Figure dataset records:
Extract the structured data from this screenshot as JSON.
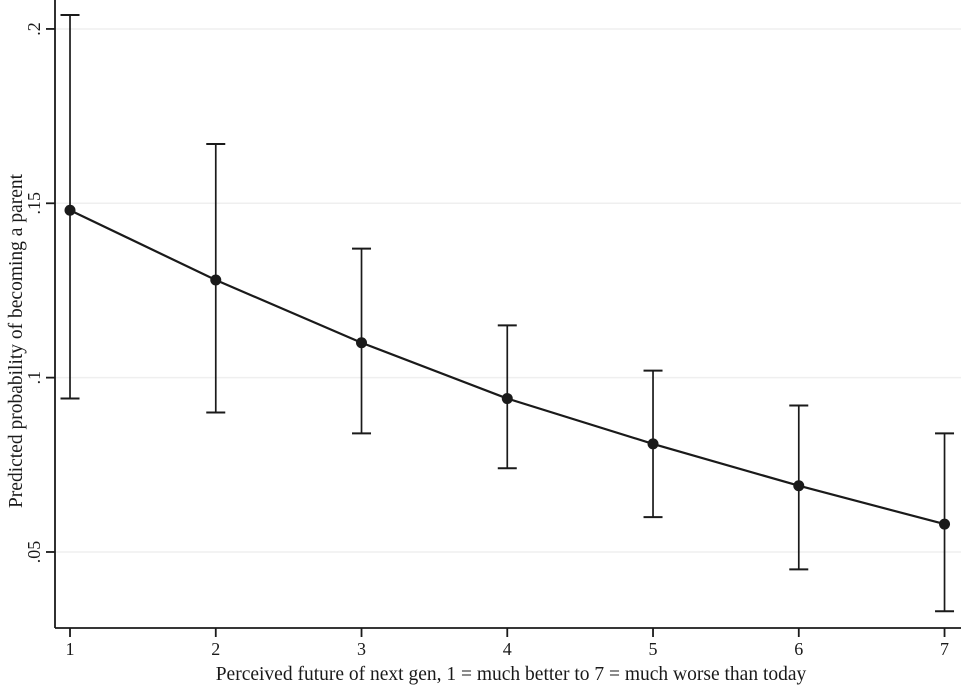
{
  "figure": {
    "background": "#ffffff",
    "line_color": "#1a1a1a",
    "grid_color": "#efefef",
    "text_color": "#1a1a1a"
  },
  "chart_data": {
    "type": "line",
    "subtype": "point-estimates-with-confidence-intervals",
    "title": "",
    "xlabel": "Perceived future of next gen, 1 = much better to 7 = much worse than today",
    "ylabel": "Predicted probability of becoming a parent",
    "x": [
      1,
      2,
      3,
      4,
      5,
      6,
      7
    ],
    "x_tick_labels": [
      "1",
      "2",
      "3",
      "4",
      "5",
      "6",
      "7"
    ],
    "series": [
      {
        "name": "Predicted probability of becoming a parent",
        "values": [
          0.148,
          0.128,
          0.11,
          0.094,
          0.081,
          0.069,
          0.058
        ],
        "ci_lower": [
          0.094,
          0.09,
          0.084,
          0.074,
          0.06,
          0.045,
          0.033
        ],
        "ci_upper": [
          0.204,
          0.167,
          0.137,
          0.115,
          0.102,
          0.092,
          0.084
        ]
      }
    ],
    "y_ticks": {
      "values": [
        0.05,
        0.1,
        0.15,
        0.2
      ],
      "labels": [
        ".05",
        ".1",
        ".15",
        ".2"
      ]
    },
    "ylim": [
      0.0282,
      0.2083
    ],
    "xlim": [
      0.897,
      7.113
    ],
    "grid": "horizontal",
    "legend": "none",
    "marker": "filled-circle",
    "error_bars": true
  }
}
---
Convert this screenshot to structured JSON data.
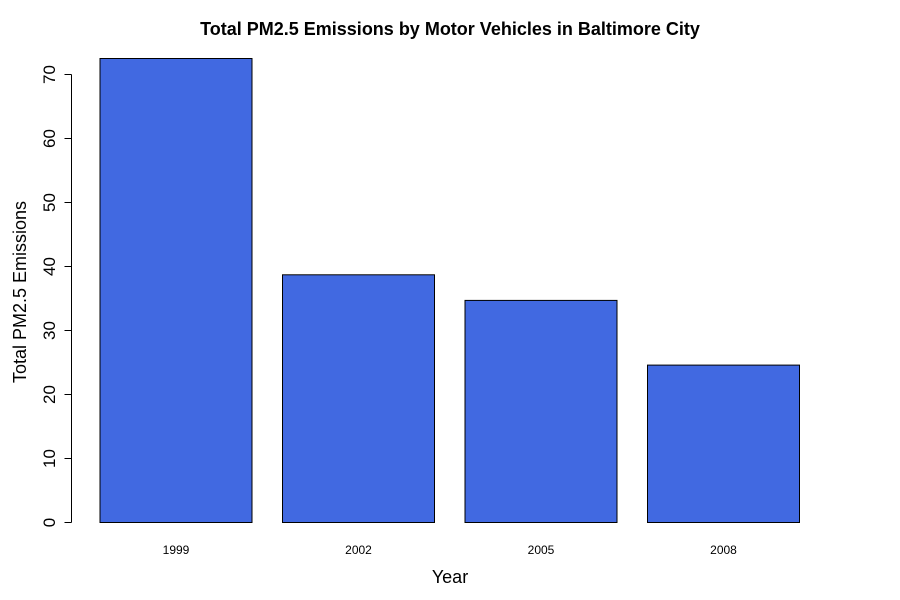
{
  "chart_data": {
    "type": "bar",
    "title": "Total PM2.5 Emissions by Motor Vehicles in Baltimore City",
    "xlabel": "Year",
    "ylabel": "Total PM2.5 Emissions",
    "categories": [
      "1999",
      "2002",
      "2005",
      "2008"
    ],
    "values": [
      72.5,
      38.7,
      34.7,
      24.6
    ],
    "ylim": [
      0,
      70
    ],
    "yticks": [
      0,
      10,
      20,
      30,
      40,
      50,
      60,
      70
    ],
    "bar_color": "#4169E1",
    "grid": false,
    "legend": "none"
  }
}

Exercise aim:
Copy each line that contains the word "structured".

Solution to this exercise:
Extract the structured data from this screenshot as JSON.
Convert this screenshot to structured JSON data.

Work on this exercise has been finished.